----- RECORDS SUPPLIED -----
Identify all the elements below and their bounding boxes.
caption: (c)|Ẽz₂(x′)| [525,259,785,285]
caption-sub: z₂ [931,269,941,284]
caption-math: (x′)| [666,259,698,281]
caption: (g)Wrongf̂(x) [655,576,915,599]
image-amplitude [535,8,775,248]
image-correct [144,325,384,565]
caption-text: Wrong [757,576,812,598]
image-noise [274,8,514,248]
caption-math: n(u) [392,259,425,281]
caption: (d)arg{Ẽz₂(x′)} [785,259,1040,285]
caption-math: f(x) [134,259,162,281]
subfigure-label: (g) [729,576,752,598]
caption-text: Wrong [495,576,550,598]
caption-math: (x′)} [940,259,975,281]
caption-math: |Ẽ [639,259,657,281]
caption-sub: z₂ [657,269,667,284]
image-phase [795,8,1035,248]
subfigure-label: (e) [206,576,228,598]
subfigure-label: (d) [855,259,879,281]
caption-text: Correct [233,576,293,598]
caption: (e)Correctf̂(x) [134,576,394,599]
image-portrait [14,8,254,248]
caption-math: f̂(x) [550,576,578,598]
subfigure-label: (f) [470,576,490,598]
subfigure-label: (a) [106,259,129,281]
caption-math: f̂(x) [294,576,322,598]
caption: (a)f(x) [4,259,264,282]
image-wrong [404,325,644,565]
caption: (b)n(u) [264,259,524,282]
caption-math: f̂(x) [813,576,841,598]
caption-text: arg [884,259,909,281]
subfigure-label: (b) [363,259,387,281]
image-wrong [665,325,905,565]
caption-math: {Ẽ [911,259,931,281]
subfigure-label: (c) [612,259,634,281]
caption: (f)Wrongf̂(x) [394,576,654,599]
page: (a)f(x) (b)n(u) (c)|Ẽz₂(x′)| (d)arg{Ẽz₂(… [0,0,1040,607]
-----
**WHAT IS ASKED:**
Make a word-for-word copy of every one of these entries.

**RESPONSE BELOW:**
Identify all the elements below and their bounding boxes.
caption: (c)|Ẽz₂(x′)| [525,259,785,285]
caption-sub: z₂ [931,269,941,284]
caption-math: (x′)| [666,259,698,281]
caption: (g)Wrongf̂(x) [655,576,915,599]
image-amplitude [535,8,775,248]
image-correct [144,325,384,565]
caption-text: Wrong [757,576,812,598]
image-noise [274,8,514,248]
caption-math: n(u) [392,259,425,281]
caption: (d)arg{Ẽz₂(x′)} [785,259,1040,285]
caption-math: f(x) [134,259,162,281]
subfigure-label: (g) [729,576,752,598]
caption-text: Wrong [495,576,550,598]
caption-math: (x′)} [940,259,975,281]
caption-math: |Ẽ [639,259,657,281]
caption-sub: z₂ [657,269,667,284]
image-phase [795,8,1035,248]
subfigure-label: (e) [206,576,228,598]
subfigure-label: (d) [855,259,879,281]
caption-text: Correct [233,576,293,598]
caption: (e)Correctf̂(x) [134,576,394,599]
image-portrait [14,8,254,248]
caption-math: f̂(x) [550,576,578,598]
subfigure-label: (f) [470,576,490,598]
subfigure-label: (a) [106,259,129,281]
caption-math: f̂(x) [294,576,322,598]
caption: (a)f(x) [4,259,264,282]
image-wrong [404,325,644,565]
caption: (b)n(u) [264,259,524,282]
caption-math: f̂(x) [813,576,841,598]
caption-text: arg [884,259,909,281]
subfigure-label: (b) [363,259,387,281]
image-wrong [665,325,905,565]
caption-math: {Ẽ [911,259,931,281]
subfigure-label: (c) [612,259,634,281]
caption: (f)Wrongf̂(x) [394,576,654,599]
page: (a)f(x) (b)n(u) (c)|Ẽz₂(x′)| (d)arg{Ẽz₂(… [0,0,1040,607]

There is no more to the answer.